- Required tasks -
1: Using the job configuration reference, decide whether each statement agrees with it: (a) a cost limit can be set in the web UI create form; (b) which parameters apply depends on the job type; (c) in the web UI, the GPU configuration fields appear in the Image & access section. Answer yes or no for each, quoting the deciding words.
2: Summarize the job configuration reference in two sentences.

- Text shown -
**********

Job Configuration Reference

These are the fields you set when you create a job, in the web UI or with cosmicac jobs create. The job type determines which parameters apply. For the create flow, see Create a GPU Container Job and Create a Managed Inference Job.

Most fields appear in the web UI create form. Fields marked CLI only have no web UI control, and you set them from the CLI.

Common fields

These fields apply to every job type.

Field	Required	Description
Job name (Basics)	Yes	Job name.
Tags (Basics)	Yes	One or more labels for the job. The CLI accepts a comma-separated list.
Location (Basics)	Yes	Location code for where the job runs, for example `us` or `IN`.
Cost limit	No	Maximum cost for the job. CLI only.
Alerts	No	Alert settings for the job. CLI only.

GPU configuration

These fields select the hardware for the job. In the web UI, they appear in the Hardware section.

Field	Required	Description
GPU	Yes	GPU model, for example `GH100_H100_SXM5_80GB`.
GPU count	Yes	Number of GPUs. Must be a positive number.
CUDA / driver	No	GPU driver version, for example `CUDA 12.8`.
CPU cores per GPU	No	CPU cores allocated per GPU. CLI only.
Memory GB per GPU	No	Memory in GB allocated per GPU. CLI only.

GPU Container parameters

These fields apply to a GPU Container Job. In the web UI, they appear in the Image & access section.

Field	Required	Description
Base OS image	Yes	Base OS image for the container, for example `Ubuntu22.04/CUDA12.8.1`.
Disk (GB)	Yes	Root disk size in GB. Must be a positive number.

Managed Inference parameters

These fields apply to a Managed Inference Job. In the web UI, they appear in the Model to serve, Serving configuration, and Endpoint sections.

Field	Required	Description
Model	Yes	Hugging Face model ID to serve, for example `Qwen/Qwen3-32B`.
Runtime image (CUDA)	Yes	Serving runtime image, for example `vLLM 0.8.5`.
Data type	Yes	Model data type, for example `BF16` or `Auto`.
Quantisation	Yes	Quantization scheme, for example `FP8` or `INT8`.
Tensor parallel	Yes	Tensor parallel size. Must be a positive number.
GPU memory utilisation	Yes	Fraction of GPU memory to use, between `0` and `1`.
Max concurrent sequences	Yes	Maximum number of concurrent sequences. Must be a positive number.
Max model length	Yes	Maximum model context length. Must be a positive number.
Reasoning parser	Yes	Reasoning parser to apply.
Video & image input	Yes	Whether the model accepts multimodal input. `true` or `false`.
Endpoint name	Yes	Name of the inference endpoint.
Replicas	Yes	Number of endpoint replicas. Must be a positive number.
Require Authorization header	Yes	Whether callers must send an authorization header. `true` or `false`.

Example configuration

A complete job configuration has the following structure for each job type.

GPU Container Job

{
  "name": "my-gpu-job",
  "tags": ["experiment"],
  "location": "us",
  "type": "GPU_CONTAINER",
  "gpu": {
    "type": "GH100_H100_SXM5_80GB",
    "count": 1
  },
  "params": {
    "base_image": "Ubuntu22.04/CUDA12.8.1",
    "root_disk_size_gb": 100
  }
}

Managed Inference Job

{
  "name": "my-inference-job",
  "tags": ["inference"],
  "location": "us",
  "type": "MANAGED_INFERENCE",
  "gpu": {
    "type": "GH100_H100_SXM5_80GB",
    "count": 1
  },
  "params": {
    "model": "Qwen/Qwen3-32B",
    "runtime_image": "vLLM:0.6.3 + CUDA:13.0",
    "data_type": "BF16",
    "quantisation": "INT8",
    "tensor_parallel": 1,
    "gpu_memory_utilization": 0.9,
    "max_concurrent_sequences": 512,
    "max_model_length": 8000,
    "reasoning_parser": "default",
    "multimodal": false,
    "endpoint_name": "my-endpoint",
    "replicas": 1,
    "require_auth_header": true
  }
}

**********

- Entries shown -
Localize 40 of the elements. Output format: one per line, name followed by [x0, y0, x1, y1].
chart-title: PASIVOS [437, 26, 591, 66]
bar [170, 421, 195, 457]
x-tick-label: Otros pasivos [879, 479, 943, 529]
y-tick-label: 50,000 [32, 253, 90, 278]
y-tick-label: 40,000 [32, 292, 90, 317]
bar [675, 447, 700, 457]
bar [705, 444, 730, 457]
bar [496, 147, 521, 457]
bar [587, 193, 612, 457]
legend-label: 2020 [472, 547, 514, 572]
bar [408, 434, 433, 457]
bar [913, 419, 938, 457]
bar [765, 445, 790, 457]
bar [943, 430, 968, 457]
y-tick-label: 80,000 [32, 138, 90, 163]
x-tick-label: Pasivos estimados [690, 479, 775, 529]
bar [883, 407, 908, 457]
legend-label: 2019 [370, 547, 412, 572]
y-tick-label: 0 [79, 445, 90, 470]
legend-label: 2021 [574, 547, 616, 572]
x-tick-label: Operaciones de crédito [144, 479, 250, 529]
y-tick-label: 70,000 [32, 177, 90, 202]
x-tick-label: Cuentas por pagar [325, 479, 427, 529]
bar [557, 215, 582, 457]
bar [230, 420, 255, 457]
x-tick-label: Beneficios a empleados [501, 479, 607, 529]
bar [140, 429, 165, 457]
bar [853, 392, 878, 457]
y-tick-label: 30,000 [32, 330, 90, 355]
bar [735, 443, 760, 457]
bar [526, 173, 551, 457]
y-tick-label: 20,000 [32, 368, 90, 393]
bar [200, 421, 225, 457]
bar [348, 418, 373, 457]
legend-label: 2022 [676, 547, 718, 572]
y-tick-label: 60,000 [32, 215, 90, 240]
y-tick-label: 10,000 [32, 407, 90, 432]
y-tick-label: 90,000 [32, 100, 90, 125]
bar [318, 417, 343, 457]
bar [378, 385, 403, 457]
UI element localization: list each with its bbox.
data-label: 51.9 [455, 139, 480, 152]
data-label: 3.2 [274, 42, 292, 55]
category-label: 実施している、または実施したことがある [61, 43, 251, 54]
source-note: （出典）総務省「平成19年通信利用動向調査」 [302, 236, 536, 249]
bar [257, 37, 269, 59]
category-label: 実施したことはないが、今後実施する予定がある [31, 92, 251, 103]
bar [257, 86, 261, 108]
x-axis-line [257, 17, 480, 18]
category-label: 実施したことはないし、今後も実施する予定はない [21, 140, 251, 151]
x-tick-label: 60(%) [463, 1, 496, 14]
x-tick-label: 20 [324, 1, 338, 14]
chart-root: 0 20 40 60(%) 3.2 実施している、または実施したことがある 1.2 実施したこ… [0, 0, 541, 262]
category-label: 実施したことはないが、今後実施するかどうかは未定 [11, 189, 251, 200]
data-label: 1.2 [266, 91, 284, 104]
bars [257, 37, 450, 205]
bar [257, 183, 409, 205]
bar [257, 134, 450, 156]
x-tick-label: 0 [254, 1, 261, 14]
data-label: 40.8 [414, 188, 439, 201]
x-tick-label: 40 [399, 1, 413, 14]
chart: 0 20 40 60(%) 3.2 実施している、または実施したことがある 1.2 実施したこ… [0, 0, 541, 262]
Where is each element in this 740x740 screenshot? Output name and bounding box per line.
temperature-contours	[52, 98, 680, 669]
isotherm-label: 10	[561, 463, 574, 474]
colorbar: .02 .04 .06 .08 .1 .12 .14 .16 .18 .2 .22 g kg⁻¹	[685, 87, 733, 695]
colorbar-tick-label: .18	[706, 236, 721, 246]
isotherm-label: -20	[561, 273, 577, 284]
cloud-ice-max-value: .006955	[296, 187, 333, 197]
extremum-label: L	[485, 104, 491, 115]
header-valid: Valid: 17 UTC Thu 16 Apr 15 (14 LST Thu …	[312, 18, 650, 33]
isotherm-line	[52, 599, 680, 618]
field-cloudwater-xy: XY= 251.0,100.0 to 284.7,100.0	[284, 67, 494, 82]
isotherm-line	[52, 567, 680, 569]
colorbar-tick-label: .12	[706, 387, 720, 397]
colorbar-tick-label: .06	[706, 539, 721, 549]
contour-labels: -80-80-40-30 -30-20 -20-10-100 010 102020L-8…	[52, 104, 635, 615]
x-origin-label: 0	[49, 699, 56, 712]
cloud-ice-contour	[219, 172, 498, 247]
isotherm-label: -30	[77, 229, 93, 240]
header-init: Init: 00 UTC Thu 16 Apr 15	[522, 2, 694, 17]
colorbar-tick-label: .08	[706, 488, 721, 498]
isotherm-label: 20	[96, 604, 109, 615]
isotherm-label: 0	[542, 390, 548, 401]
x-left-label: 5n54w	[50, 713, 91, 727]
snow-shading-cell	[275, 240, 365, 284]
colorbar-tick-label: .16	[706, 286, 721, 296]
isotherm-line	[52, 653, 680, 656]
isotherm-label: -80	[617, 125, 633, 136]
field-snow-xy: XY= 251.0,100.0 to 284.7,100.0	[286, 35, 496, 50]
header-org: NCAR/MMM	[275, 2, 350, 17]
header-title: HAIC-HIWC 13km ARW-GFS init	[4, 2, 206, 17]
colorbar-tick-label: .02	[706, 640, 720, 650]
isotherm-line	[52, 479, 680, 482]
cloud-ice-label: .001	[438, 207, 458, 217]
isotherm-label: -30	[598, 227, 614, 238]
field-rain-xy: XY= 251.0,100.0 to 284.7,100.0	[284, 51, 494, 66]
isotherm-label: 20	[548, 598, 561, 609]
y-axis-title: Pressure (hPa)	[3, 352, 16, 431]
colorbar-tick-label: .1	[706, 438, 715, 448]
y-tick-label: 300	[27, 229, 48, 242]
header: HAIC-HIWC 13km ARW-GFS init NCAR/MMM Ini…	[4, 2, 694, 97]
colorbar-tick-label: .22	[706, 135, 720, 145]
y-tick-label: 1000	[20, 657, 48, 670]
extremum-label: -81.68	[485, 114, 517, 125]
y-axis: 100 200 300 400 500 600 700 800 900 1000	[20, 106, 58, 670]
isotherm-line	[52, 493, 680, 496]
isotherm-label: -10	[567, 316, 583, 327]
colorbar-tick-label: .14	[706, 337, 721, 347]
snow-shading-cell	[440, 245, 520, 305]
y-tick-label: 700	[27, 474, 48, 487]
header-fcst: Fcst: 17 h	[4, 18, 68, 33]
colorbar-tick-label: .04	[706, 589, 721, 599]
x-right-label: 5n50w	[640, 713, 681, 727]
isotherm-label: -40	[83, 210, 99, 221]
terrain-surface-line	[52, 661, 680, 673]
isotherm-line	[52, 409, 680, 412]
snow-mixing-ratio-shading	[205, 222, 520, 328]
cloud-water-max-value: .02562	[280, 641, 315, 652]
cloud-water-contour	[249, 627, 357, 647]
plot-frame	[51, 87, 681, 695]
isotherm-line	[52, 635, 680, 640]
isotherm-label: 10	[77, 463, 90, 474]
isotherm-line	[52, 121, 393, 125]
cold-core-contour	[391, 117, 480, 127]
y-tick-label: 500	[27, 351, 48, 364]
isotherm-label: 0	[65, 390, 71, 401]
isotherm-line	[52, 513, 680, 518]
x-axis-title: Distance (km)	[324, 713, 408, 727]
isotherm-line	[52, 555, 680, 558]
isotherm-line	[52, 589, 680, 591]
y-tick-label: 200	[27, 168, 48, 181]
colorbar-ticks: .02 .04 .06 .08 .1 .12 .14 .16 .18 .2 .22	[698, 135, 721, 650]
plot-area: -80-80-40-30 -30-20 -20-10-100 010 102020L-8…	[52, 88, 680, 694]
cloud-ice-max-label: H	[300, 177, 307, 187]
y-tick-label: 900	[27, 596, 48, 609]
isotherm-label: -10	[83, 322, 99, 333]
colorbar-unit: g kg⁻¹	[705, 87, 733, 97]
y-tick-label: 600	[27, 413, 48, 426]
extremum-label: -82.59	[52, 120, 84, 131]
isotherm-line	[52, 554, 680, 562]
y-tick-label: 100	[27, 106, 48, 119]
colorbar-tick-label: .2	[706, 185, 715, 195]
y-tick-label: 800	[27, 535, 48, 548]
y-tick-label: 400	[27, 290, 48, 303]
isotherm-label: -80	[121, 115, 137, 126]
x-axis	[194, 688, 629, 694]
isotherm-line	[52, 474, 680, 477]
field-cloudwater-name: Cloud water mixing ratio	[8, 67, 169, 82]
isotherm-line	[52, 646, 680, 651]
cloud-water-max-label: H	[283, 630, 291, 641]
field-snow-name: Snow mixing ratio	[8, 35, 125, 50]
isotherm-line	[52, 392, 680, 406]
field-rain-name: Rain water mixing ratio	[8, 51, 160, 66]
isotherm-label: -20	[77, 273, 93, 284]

**********

- Solutions to the tasks -
1:
(a) No: "Maximum cost for the job. CLI only."
(b) Yes: "The job type determines which parameters apply."
(c) No: "In the web UI, they appear in the Hardware section."

2: The job configuration reference lists the fields set when creating a job in the web UI or with cosmicac jobs create, grouped as common fields, GPU configuration, GPU Container parameters and Managed Inference parameters. It notes that the job type determines which parameters apply and that fields marked CLI only have no web UI control, and it gives an example configuration for each job type.